**Task requirements**:
Find the lines with the string "JSON" and return them.

● ● ● ●

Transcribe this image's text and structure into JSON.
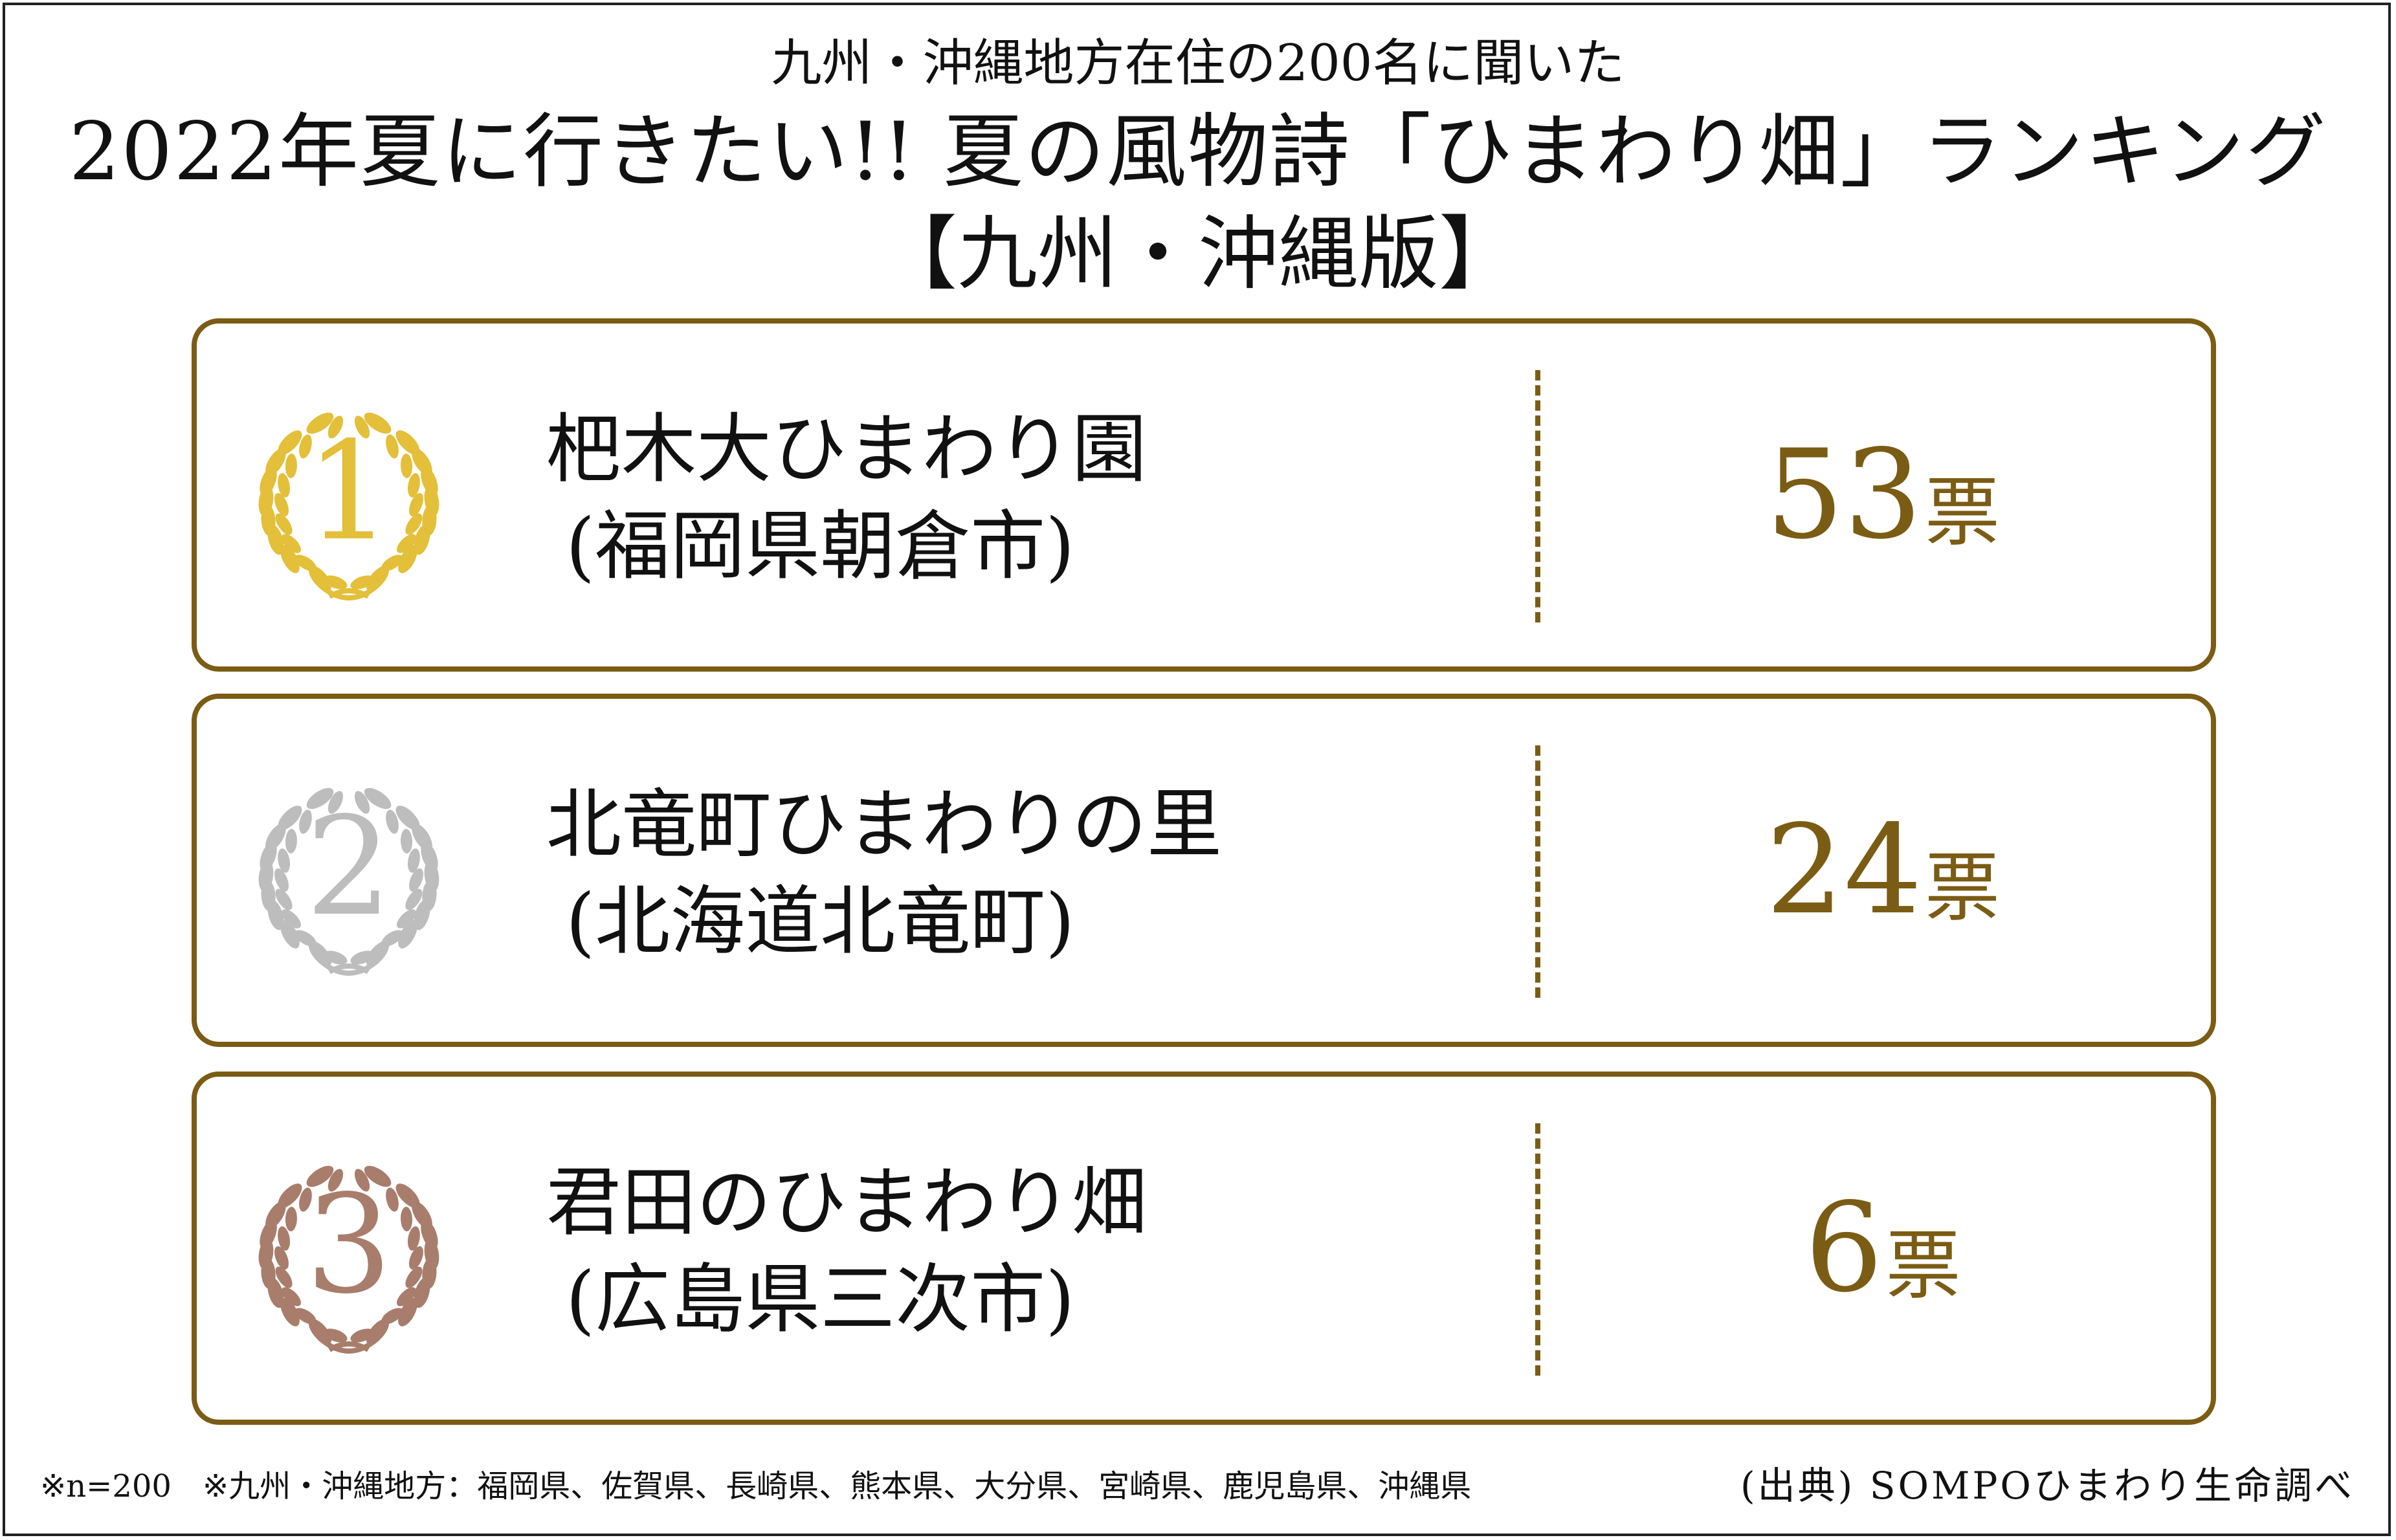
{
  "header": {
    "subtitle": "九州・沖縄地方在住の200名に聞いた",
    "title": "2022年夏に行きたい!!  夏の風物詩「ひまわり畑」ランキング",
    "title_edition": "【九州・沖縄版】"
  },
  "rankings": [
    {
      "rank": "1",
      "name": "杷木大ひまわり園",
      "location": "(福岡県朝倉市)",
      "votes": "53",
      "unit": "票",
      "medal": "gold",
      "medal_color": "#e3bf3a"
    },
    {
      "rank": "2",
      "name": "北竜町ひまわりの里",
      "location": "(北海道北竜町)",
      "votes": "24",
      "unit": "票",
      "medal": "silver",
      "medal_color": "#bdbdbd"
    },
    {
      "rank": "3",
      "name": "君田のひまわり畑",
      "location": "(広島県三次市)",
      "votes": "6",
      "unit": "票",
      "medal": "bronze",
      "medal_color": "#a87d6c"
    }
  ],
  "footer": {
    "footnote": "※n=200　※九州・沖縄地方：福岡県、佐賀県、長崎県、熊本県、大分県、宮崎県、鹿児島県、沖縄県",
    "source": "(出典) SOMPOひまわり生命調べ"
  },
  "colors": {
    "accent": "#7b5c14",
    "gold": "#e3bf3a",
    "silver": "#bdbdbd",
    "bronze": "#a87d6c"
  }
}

● ● ● ●

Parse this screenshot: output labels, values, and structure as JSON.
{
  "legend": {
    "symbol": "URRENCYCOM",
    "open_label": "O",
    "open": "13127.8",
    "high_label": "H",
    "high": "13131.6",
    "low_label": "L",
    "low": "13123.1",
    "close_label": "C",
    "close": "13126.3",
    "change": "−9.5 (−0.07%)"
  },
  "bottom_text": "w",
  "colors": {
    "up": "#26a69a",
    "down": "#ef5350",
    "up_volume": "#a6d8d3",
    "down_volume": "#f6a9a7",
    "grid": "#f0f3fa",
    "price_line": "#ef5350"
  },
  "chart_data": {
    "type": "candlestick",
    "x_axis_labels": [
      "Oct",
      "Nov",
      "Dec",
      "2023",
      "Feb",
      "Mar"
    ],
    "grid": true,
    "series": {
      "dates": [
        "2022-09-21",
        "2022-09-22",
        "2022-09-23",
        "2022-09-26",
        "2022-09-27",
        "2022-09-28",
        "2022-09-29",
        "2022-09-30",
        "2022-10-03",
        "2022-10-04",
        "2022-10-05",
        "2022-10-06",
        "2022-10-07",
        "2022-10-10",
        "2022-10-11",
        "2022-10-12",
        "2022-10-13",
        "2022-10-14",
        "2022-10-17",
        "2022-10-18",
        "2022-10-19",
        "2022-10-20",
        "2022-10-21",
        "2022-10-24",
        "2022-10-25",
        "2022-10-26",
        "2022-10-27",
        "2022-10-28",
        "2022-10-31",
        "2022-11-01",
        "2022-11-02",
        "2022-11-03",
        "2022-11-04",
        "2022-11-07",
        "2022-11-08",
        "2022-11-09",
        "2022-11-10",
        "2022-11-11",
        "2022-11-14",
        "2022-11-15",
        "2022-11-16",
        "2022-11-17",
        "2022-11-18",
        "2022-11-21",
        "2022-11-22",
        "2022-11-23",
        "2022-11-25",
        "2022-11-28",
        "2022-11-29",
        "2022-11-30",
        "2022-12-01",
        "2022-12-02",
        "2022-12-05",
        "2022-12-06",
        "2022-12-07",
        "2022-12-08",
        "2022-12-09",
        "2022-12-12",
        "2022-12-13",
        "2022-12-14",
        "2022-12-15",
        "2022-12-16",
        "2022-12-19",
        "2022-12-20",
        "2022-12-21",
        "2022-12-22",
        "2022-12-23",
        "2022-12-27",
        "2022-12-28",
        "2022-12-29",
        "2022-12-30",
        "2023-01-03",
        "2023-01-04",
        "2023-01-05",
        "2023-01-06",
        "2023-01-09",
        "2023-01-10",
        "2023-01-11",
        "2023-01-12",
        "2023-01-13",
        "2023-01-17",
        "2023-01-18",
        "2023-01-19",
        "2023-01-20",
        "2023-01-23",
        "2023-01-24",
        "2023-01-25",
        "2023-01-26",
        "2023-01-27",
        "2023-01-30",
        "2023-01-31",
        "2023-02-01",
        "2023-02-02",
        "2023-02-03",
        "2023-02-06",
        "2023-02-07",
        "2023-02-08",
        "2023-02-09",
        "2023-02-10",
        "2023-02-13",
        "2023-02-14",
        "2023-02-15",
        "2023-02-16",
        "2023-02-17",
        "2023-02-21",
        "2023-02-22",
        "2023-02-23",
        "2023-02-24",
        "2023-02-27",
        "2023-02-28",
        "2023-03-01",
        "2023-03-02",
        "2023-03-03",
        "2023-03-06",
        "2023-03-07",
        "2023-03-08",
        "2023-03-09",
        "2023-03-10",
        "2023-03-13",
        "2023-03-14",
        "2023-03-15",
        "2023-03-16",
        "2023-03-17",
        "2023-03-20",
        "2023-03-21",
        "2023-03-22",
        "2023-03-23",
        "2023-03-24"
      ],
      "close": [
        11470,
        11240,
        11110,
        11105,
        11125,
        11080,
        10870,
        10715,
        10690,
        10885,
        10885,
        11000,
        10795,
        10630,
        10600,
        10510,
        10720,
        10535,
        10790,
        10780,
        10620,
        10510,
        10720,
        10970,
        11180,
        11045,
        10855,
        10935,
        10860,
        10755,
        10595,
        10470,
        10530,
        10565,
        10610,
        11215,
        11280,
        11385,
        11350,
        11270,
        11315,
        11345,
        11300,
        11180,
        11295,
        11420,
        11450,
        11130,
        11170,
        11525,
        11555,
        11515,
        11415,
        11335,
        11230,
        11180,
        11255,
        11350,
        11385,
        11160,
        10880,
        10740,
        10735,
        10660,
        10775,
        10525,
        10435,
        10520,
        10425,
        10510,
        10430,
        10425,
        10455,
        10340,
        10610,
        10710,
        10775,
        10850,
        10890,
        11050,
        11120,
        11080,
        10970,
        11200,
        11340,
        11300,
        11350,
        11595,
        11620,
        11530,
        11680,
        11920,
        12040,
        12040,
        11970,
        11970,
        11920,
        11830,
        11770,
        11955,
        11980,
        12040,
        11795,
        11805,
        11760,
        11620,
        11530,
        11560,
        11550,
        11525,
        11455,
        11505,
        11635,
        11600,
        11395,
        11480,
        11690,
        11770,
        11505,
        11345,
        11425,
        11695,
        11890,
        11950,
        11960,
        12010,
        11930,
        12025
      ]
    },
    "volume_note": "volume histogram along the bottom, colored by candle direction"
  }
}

● ● ● ●

**Exercise solution**:
Transcribe this image's text and structure into JSON.
Parse this screenshot: output labels, values, and structure as JSON.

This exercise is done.